§ **AIM OF THE TASK**: Exactly as written, quote every line that follows, skipping the images.
= = = = =
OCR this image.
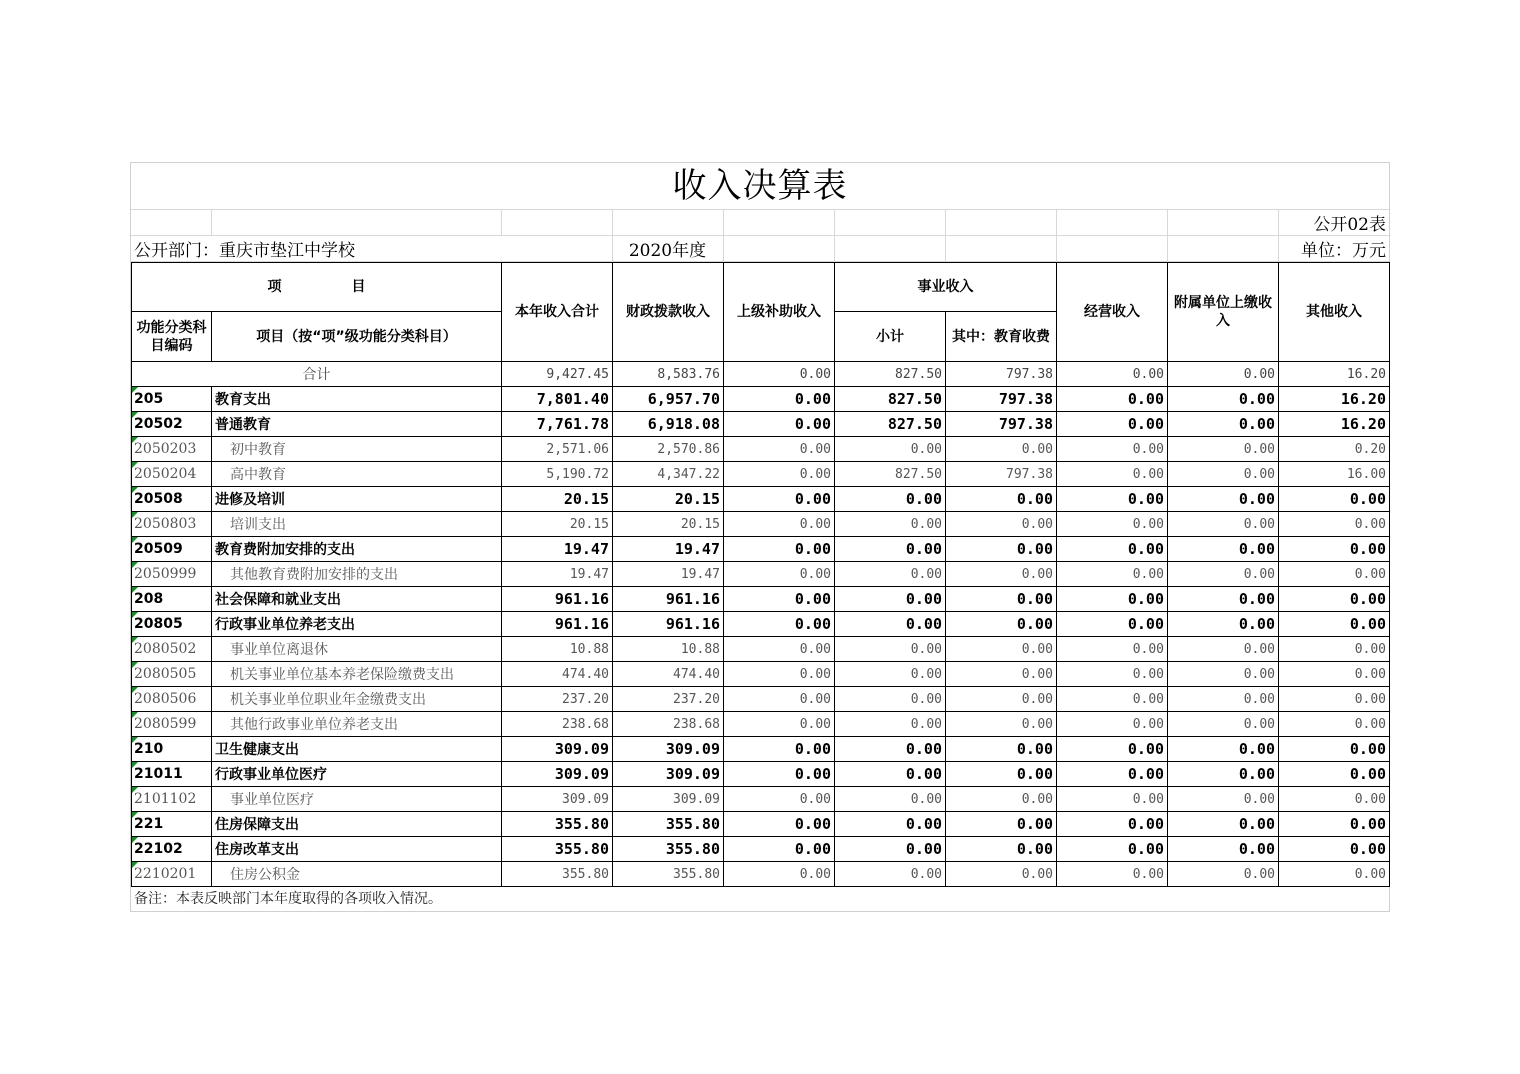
收入决算表
									公开02表
公开部门：重庆市垫江中学校			2020年度						单位：万元
项　　　　　目		本年收入合计	财政拨款收入	上级补助收入	事业收入		经营收入	附属单位上缴收入	其他收入
功能分类科目编码	项目（按“项”级功能分类科目）				小计	其中：教育收费			

合计		9,427.45	8,583.76	0.00	827.50	797.38	0.00	0.00	16.20
205	教育支出	7,801.40	6,957.70	0.00	827.50	797.38	0.00	0.00	16.20
20502	普通教育	7,761.78	6,918.08	0.00	827.50	797.38	0.00	0.00	16.20
2050203	初中教育	2,571.06	2,570.86	0.00	0.00	0.00	0.00	0.00	0.20
2050204	高中教育	5,190.72	4,347.22	0.00	827.50	797.38	0.00	0.00	16.00
20508	进修及培训	20.15	20.15	0.00	0.00	0.00	0.00	0.00	0.00
2050803	培训支出	20.15	20.15	0.00	0.00	0.00	0.00	0.00	0.00
20509	教育费附加安排的支出	19.47	19.47	0.00	0.00	0.00	0.00	0.00	0.00
2050999	其他教育费附加安排的支出	19.47	19.47	0.00	0.00	0.00	0.00	0.00	0.00
208	社会保障和就业支出	961.16	961.16	0.00	0.00	0.00	0.00	0.00	0.00
20805	行政事业单位养老支出	961.16	961.16	0.00	0.00	0.00	0.00	0.00	0.00
2080502	事业单位离退休	10.88	10.88	0.00	0.00	0.00	0.00	0.00	0.00
2080505	机关事业单位基本养老保险缴费支出	474.40	474.40	0.00	0.00	0.00	0.00	0.00	0.00
2080506	机关事业单位职业年金缴费支出	237.20	237.20	0.00	0.00	0.00	0.00	0.00	0.00
2080599	其他行政事业单位养老支出	238.68	238.68	0.00	0.00	0.00	0.00	0.00	0.00
210	卫生健康支出	309.09	309.09	0.00	0.00	0.00	0.00	0.00	0.00
21011	行政事业单位医疗	309.09	309.09	0.00	0.00	0.00	0.00	0.00	0.00
2101102	事业单位医疗	309.09	309.09	0.00	0.00	0.00	0.00	0.00	0.00
221	住房保障支出	355.80	355.80	0.00	0.00	0.00	0.00	0.00	0.00
22102	住房改革支出	355.80	355.80	0.00	0.00	0.00	0.00	0.00	0.00
2210201	住房公积金	355.80	355.80	0.00	0.00	0.00	0.00	0.00	0.00
备注：本表反映部门本年度取得的各项收入情况。
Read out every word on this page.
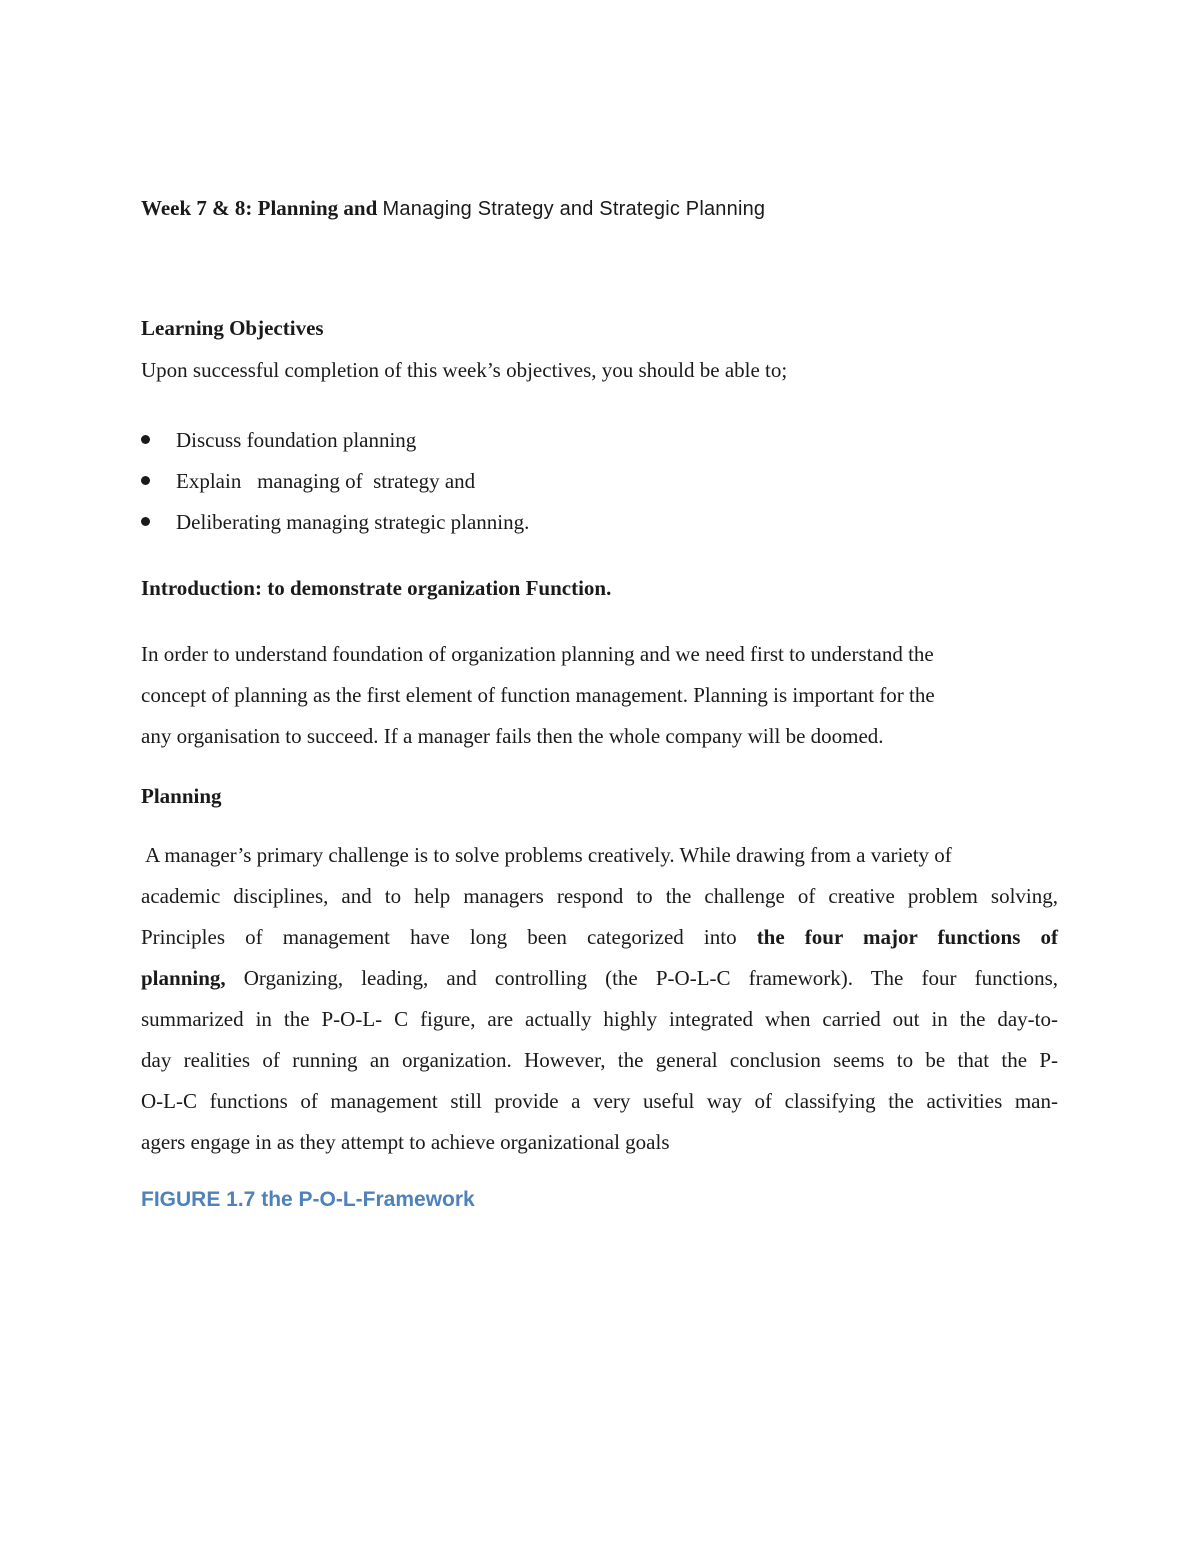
Week 7 & 8: Planning and Managing Strategy and Strategic Planning
Learning Objectives
Upon successful completion of this week’s objectives, you should be able to;
Discuss foundation planning
Explain   managing of  strategy and
Deliberating managing strategic planning.
Introduction: to demonstrate organization Function.
In order to understand foundation of organization planning and we need first to understand the
concept of planning as the first element of function management. Planning is important for the
any organisation to succeed. If a manager fails then the whole company will be doomed.
Planning
A manager’s primary challenge is to solve problems creatively. While drawing from a variety of
academic disciplines, and to help managers respond to the challenge of creative problem solving,
Principles of management have long been categorized into the four major functions of
planning, Organizing, leading, and controlling (the P-O-L-C framework). The four functions,
summarized in the P-O-L- C figure, are actually highly integrated when carried out in the day-to-
day realities of running an organization. However, the general conclusion seems to be that the P-
O-L-C functions of management still provide a very useful way of classifying the activities man-
agers engage in as they attempt to achieve organizational goals
FIGURE 1.7 the P-O-L-Framework
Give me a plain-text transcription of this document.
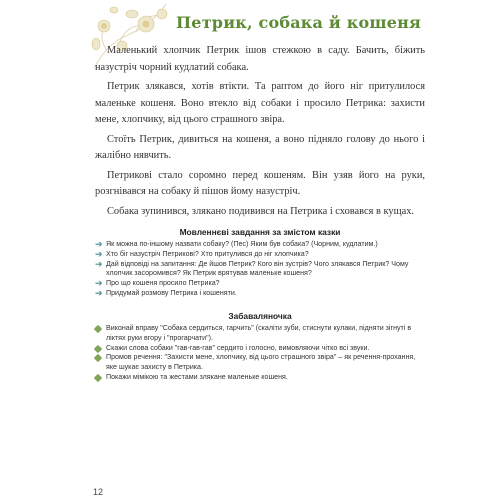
Петрик, собака й кошеня

Маленький хлопчик Петрик ішов стежкою в саду. Бачить, біжить назустріч чорний кудлатий собака.

Петрик злякався, хотів втікти. Та раптом до його ніг притулилося маленьке кошеня. Воно втекло від собаки і просило Петрика: захисти мене, хлопчику, від цього страшного звіра.

Стоїть Петрик, дивиться на кошеня, а воно підняло голову до нього і жалібно нявчить.

Петрикові стало соромно перед кошеням. Він узяв його на руки, розгнівався на собаку й пішов йому назустріч.

Собака зупинився, злякано подивився на Петрика і сховався в кущах.

Мовленнєві завдання за змістом казки
➔ Як можна по-іншому назвати собаку? (Пес) Яким був собака? (Чорним, кудлатим.)
➔ Хто біг назустріч Петрикові? Хто притулився до ніг хлопчика?
➔ Дай відповіді на запитання: Де йшов Петрик? Кого він зустрів? Чого злякався Петрик? Чому хлопчик засоромився? Як Петрик врятував маленьке кошеня?
➔ Про що кошеня просило Петрика?
➔ Придумай розмову Петрика і кошеняти.
Забаваляночка
Виконай вправу "Собака сердиться, гарчить" (скаліти зуби, стиснути кулаки, підняти зігнуті в ліктях руки вгору і "прогарчати").
Скажи слова собаки "гав-гав-гав" сердито і голосно, вимовляючи чітко всі звуки.
Промов речення: "Захисти мене, хлопчику, від цього страшного звіра" – як речення-прохання, яке шукає захисту в Петрика.
Покажи мімікою та жестами злякане маленьке кошеня.

12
= = = = =
§ **OUTPUT FOR THIS TASK**:
OCR this image.
收入决算表
									公开02表
公开部门：重庆市垫江中学校			2020年度						单位：万元
项　　　　　目		本年收入合计	财政拨款收入	上级补助收入	事业收入		经营收入	附属单位上缴收入	其他收入
功能分类科目编码	项目（按“项”级功能分类科目）				小计	其中：教育收费			

合计		9,427.45	8,583.76	0.00	827.50	797.38	0.00	0.00	16.20
205	教育支出	7,801.40	6,957.70	0.00	827.50	797.38	0.00	0.00	16.20
20502	普通教育	7,761.78	6,918.08	0.00	827.50	797.38	0.00	0.00	16.20
2050203	初中教育	2,571.06	2,570.86	0.00	0.00	0.00	0.00	0.00	0.20
2050204	高中教育	5,190.72	4,347.22	0.00	827.50	797.38	0.00	0.00	16.00
20508	进修及培训	20.15	20.15	0.00	0.00	0.00	0.00	0.00	0.00
2050803	培训支出	20.15	20.15	0.00	0.00	0.00	0.00	0.00	0.00
20509	教育费附加安排的支出	19.47	19.47	0.00	0.00	0.00	0.00	0.00	0.00
2050999	其他教育费附加安排的支出	19.47	19.47	0.00	0.00	0.00	0.00	0.00	0.00
208	社会保障和就业支出	961.16	961.16	0.00	0.00	0.00	0.00	0.00	0.00
20805	行政事业单位养老支出	961.16	961.16	0.00	0.00	0.00	0.00	0.00	0.00
2080502	事业单位离退休	10.88	10.88	0.00	0.00	0.00	0.00	0.00	0.00
2080505	机关事业单位基本养老保险缴费支出	474.40	474.40	0.00	0.00	0.00	0.00	0.00	0.00
2080506	机关事业单位职业年金缴费支出	237.20	237.20	0.00	0.00	0.00	0.00	0.00	0.00
2080599	其他行政事业单位养老支出	238.68	238.68	0.00	0.00	0.00	0.00	0.00	0.00
210	卫生健康支出	309.09	309.09	0.00	0.00	0.00	0.00	0.00	0.00
21011	行政事业单位医疗	309.09	309.09	0.00	0.00	0.00	0.00	0.00	0.00
2101102	事业单位医疗	309.09	309.09	0.00	0.00	0.00	0.00	0.00	0.00
221	住房保障支出	355.80	355.80	0.00	0.00	0.00	0.00	0.00	0.00
22102	住房改革支出	355.80	355.80	0.00	0.00	0.00	0.00	0.00	0.00
2210201	住房公积金	355.80	355.80	0.00	0.00	0.00	0.00	0.00	0.00
备注：本表反映部门本年度取得的各项收入情况。
Read out every word on this page.
Week 7 & 8: Planning and Managing Strategy and Strategic Planning
Learning Objectives
Upon successful completion of this week’s objectives, you should be able to;
Discuss foundation planning
Explain   managing of  strategy and
Deliberating managing strategic planning.
Introduction: to demonstrate organization Function.
In order to understand foundation of organization planning and we need first to understand the
concept of planning as the first element of function management. Planning is important for the
any organisation to succeed. If a manager fails then the whole company will be doomed.
Planning
A manager’s primary challenge is to solve problems creatively. While drawing from a variety of
academic disciplines, and to help managers respond to the challenge of creative problem solving,
Principles of management have long been categorized into the four major functions of
planning, Organizing, leading, and controlling (the P-O-L-C framework). The four functions,
summarized in the P-O-L- C figure, are actually highly integrated when carried out in the day-to-
day realities of running an organization. However, the general conclusion seems to be that the P-
O-L-C functions of management still provide a very useful way of classifying the activities man-
agers engage in as they attempt to achieve organizational goals
FIGURE 1.7 the P-O-L-Framework
Give me a plain-text transcription of this document.
Петрик, собака й кошеня

Маленький хлопчик Петрик ішов стежкою в саду. Бачить, біжить назустріч чорний кудлатий собака.

Петрик злякався, хотів втікти. Та раптом до його ніг притулилося маленьке кошеня. Воно втекло від собаки і просило Петрика: захисти мене, хлопчику, від цього страшного звіра.

Стоїть Петрик, дивиться на кошеня, а воно підняло голову до нього і жалібно нявчить.

Петрикові стало соромно перед кошеням. Він узяв його на руки, розгнівався на собаку й пішов йому назустріч.

Собака зупинився, злякано подивився на Петрика і сховався в кущах.

Мовленнєві завдання за змістом казки
➔ Як можна по-іншому назвати собаку? (Пес) Яким був собака? (Чорним, кудлатим.)
➔ Хто біг назустріч Петрикові? Хто притулився до ніг хлопчика?
➔ Дай відповіді на запитання: Де йшов Петрик? Кого він зустрів? Чого злякався Петрик? Чому хлопчик засоромився? Як Петрик врятував маленьке кошеня?
➔ Про що кошеня просило Петрика?
➔ Придумай розмову Петрика і кошеняти.
Забаваляночка
Виконай вправу "Собака сердиться, гарчить" (скаліти зуби, стиснути кулаки, підняти зігнуті в ліктях руки вгору і "прогарчати").
Скажи слова собаки "гав-гав-гав" сердито і голосно, вимовляючи чітко всі звуки.
Промов речення: "Захисти мене, хлопчику, від цього страшного звіра" – як речення-прохання, яке шукає захисту в Петрика.
Покажи мімікою та жестами злякане маленьке кошеня.

12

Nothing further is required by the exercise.